- **PROBLEM REQUIREMENTS**
Print the entire listing. Each line must match the original exactly.

- **RECORDS SHOWN**

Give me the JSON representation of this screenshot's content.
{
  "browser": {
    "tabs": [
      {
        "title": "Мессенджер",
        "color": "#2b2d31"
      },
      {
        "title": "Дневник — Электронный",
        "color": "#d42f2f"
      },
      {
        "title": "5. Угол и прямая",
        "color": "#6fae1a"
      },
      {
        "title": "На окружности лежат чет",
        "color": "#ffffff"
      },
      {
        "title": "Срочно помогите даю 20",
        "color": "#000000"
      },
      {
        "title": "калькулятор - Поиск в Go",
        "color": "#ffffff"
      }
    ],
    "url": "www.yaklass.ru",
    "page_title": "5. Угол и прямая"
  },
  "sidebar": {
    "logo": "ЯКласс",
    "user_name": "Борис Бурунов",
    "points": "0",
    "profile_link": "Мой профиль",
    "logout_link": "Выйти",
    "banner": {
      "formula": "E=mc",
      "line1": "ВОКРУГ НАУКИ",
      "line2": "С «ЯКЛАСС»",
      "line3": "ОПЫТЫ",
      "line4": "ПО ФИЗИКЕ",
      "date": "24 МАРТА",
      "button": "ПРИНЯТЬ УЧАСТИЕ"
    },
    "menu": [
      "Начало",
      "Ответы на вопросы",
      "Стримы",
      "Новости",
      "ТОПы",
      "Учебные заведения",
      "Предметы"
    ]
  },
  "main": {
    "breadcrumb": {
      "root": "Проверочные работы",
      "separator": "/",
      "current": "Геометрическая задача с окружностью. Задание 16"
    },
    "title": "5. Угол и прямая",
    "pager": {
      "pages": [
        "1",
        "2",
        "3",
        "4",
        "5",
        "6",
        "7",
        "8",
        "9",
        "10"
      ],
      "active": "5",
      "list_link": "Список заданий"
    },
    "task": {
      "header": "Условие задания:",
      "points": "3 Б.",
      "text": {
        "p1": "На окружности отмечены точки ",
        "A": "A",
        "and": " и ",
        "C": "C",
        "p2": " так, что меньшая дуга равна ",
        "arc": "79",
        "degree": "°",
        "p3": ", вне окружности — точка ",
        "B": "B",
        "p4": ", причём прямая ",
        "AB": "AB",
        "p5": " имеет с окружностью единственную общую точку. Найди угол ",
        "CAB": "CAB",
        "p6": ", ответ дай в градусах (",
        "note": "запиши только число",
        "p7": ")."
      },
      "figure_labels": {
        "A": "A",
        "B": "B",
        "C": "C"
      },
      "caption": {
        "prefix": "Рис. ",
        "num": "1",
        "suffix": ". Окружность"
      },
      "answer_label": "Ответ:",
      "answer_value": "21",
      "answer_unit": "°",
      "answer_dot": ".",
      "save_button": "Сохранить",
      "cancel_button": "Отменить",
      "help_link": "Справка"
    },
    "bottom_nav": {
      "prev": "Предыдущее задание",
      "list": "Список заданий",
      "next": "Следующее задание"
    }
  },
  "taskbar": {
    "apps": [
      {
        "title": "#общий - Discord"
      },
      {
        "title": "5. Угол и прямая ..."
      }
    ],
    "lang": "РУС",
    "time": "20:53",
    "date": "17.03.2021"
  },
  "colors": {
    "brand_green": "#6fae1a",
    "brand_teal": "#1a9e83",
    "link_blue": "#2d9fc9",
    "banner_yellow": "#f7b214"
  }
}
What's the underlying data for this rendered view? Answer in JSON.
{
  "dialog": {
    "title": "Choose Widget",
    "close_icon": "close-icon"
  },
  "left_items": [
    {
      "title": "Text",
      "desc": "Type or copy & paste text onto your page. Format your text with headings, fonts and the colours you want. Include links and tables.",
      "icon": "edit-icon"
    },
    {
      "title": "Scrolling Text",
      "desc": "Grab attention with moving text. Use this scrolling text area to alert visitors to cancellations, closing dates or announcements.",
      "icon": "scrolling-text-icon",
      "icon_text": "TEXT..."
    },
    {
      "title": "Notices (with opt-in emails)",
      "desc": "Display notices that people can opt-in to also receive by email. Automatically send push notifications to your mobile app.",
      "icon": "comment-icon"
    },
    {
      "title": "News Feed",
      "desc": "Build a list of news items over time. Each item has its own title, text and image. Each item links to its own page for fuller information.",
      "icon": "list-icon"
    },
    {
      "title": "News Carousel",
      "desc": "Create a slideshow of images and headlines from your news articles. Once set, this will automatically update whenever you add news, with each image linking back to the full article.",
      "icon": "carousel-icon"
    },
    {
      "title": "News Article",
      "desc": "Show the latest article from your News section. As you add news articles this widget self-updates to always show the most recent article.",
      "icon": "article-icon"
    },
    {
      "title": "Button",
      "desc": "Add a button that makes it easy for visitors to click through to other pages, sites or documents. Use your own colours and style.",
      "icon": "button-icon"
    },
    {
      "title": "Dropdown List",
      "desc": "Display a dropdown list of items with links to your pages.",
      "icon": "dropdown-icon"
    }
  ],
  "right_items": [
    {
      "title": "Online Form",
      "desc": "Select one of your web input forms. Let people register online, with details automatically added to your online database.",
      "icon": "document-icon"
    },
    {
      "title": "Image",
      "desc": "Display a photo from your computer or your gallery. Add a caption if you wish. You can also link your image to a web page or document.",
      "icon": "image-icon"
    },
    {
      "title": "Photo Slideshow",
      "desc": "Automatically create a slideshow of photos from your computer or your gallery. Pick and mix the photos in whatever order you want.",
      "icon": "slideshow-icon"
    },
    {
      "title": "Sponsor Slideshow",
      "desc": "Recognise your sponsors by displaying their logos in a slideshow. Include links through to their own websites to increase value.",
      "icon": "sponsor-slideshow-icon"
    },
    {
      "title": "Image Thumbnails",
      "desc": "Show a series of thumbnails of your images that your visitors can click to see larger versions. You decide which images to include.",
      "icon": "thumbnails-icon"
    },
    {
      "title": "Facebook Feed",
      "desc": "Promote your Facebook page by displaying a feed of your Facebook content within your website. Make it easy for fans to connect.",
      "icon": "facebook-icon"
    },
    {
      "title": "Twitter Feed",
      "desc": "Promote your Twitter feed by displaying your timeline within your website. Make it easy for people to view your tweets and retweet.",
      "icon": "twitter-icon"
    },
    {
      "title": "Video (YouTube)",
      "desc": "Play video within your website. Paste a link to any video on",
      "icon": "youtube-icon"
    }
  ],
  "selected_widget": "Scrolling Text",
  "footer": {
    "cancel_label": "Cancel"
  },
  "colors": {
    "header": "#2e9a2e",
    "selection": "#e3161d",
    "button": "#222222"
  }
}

- **REPLY TO THE EXERCISE**
Give me the JSON representation of this screenshot's content.
{
  "browser": {
    "tabs": [
      {
        "title": "Мессенджер",
        "color": "#2b2d31"
      },
      {
        "title": "Дневник — Электронный",
        "color": "#d42f2f"
      },
      {
        "title": "5. Угол и прямая",
        "color": "#6fae1a"
      },
      {
        "title": "На окружности лежат чет",
        "color": "#ffffff"
      },
      {
        "title": "Срочно помогите даю 20",
        "color": "#000000"
      },
      {
        "title": "калькулятор - Поиск в Go",
        "color": "#ffffff"
      }
    ],
    "url": "www.yaklass.ru",
    "page_title": "5. Угол и прямая"
  },
  "sidebar": {
    "logo": "ЯКласс",
    "user_name": "Борис Бурунов",
    "points": "0",
    "profile_link": "Мой профиль",
    "logout_link": "Выйти",
    "banner": {
      "formula": "E=mc",
      "line1": "ВОКРУГ НАУКИ",
      "line2": "С «ЯКЛАСС»",
      "line3": "ОПЫТЫ",
      "line4": "ПО ФИЗИКЕ",
      "date": "24 МАРТА",
      "button": "ПРИНЯТЬ УЧАСТИЕ"
    },
    "menu": [
      "Начало",
      "Ответы на вопросы",
      "Стримы",
      "Новости",
      "ТОПы",
      "Учебные заведения",
      "Предметы"
    ]
  },
  "main": {
    "breadcrumb": {
      "root": "Проверочные работы",
      "separator": "/",
      "current": "Геометрическая задача с окружностью. Задание 16"
    },
    "title": "5. Угол и прямая",
    "pager": {
      "pages": [
        "1",
        "2",
        "3",
        "4",
        "5",
        "6",
        "7",
        "8",
        "9",
        "10"
      ],
      "active": "5",
      "list_link": "Список заданий"
    },
    "task": {
      "header": "Условие задания:",
      "points": "3 Б.",
      "text": {
        "p1": "На окружности отмечены точки ",
        "A": "A",
        "and": " и ",
        "C": "C",
        "p2": " так, что меньшая дуга равна ",
        "arc": "79",
        "degree": "°",
        "p3": ", вне окружности — точка ",
        "B": "B",
        "p4": ", причём прямая ",
        "AB": "AB",
        "p5": " имеет с окружностью единственную общую точку. Найди угол ",
        "CAB": "CAB",
        "p6": ", ответ дай в градусах (",
        "note": "запиши только число",
        "p7": ")."
      },
      "figure_labels": {
        "A": "A",
        "B": "B",
        "C": "C"
      },
      "caption": {
        "prefix": "Рис. ",
        "num": "1",
        "suffix": ". Окружность"
      },
      "answer_label": "Ответ:",
      "answer_value": "21",
      "answer_unit": "°",
      "answer_dot": ".",
      "save_button": "Сохранить",
      "cancel_button": "Отменить",
      "help_link": "Справка"
    },
    "bottom_nav": {
      "prev": "Предыдущее задание",
      "list": "Список заданий",
      "next": "Следующее задание"
    }
  },
  "taskbar": {
    "apps": [
      {
        "title": "#общий - Discord"
      },
      {
        "title": "5. Угол и прямая ..."
      }
    ],
    "lang": "РУС",
    "time": "20:53",
    "date": "17.03.2021"
  },
  "colors": {
    "brand_green": "#6fae1a",
    "brand_teal": "#1a9e83",
    "link_blue": "#2d9fc9",
    "banner_yellow": "#f7b214"
  }
}
What's the underlying data for this rendered view? Answer in JSON.
{
  "dialog": {
    "title": "Choose Widget",
    "close_icon": "close-icon"
  },
  "left_items": [
    {
      "title": "Text",
      "desc": "Type or copy & paste text onto your page. Format your text with headings, fonts and the colours you want. Include links and tables.",
      "icon": "edit-icon"
    },
    {
      "title": "Scrolling Text",
      "desc": "Grab attention with moving text. Use this scrolling text area to alert visitors to cancellations, closing dates or announcements.",
      "icon": "scrolling-text-icon",
      "icon_text": "TEXT..."
    },
    {
      "title": "Notices (with opt-in emails)",
      "desc": "Display notices that people can opt-in to also receive by email. Automatically send push notifications to your mobile app.",
      "icon": "comment-icon"
    },
    {
      "title": "News Feed",
      "desc": "Build a list of news items over time. Each item has its own title, text and image. Each item links to its own page for fuller information.",
      "icon": "list-icon"
    },
    {
      "title": "News Carousel",
      "desc": "Create a slideshow of images and headlines from your news articles. Once set, this will automatically update whenever you add news, with each image linking back to the full article.",
      "icon": "carousel-icon"
    },
    {
      "title": "News Article",
      "desc": "Show the latest article from your News section. As you add news articles this widget self-updates to always show the most recent article.",
      "icon": "article-icon"
    },
    {
      "title": "Button",
      "desc": "Add a button that makes it easy for visitors to click through to other pages, sites or documents. Use your own colours and style.",
      "icon": "button-icon"
    },
    {
      "title": "Dropdown List",
      "desc": "Display a dropdown list of items with links to your pages.",
      "icon": "dropdown-icon"
    }
  ],
  "right_items": [
    {
      "title": "Online Form",
      "desc": "Select one of your web input forms. Let people register online, with details automatically added to your online database.",
      "icon": "document-icon"
    },
    {
      "title": "Image",
      "desc": "Display a photo from your computer or your gallery. Add a caption if you wish. You can also link your image to a web page or document.",
      "icon": "image-icon"
    },
    {
      "title": "Photo Slideshow",
      "desc": "Automatically create a slideshow of photos from your computer or your gallery. Pick and mix the photos in whatever order you want.",
      "icon": "slideshow-icon"
    },
    {
      "title": "Sponsor Slideshow",
      "desc": "Recognise your sponsors by displaying their logos in a slideshow. Include links through to their own websites to increase value.",
      "icon": "sponsor-slideshow-icon"
    },
    {
      "title": "Image Thumbnails",
      "desc": "Show a series of thumbnails of your images that your visitors can click to see larger versions. You decide which images to include.",
      "icon": "thumbnails-icon"
    },
    {
      "title": "Facebook Feed",
      "desc": "Promote your Facebook page by displaying a feed of your Facebook content within your website. Make it easy for fans to connect.",
      "icon": "facebook-icon"
    },
    {
      "title": "Twitter Feed",
      "desc": "Promote your Twitter feed by displaying your timeline within your website. Make it easy for people to view your tweets and retweet.",
      "icon": "twitter-icon"
    },
    {
      "title": "Video (YouTube)",
      "desc": "Play video within your website. Paste a link to any video on",
      "icon": "youtube-icon"
    }
  ],
  "selected_widget": "Scrolling Text",
  "footer": {
    "cancel_label": "Cancel"
  },
  "colors": {
    "header": "#2e9a2e",
    "selection": "#e3161d",
    "button": "#222222"
  }
}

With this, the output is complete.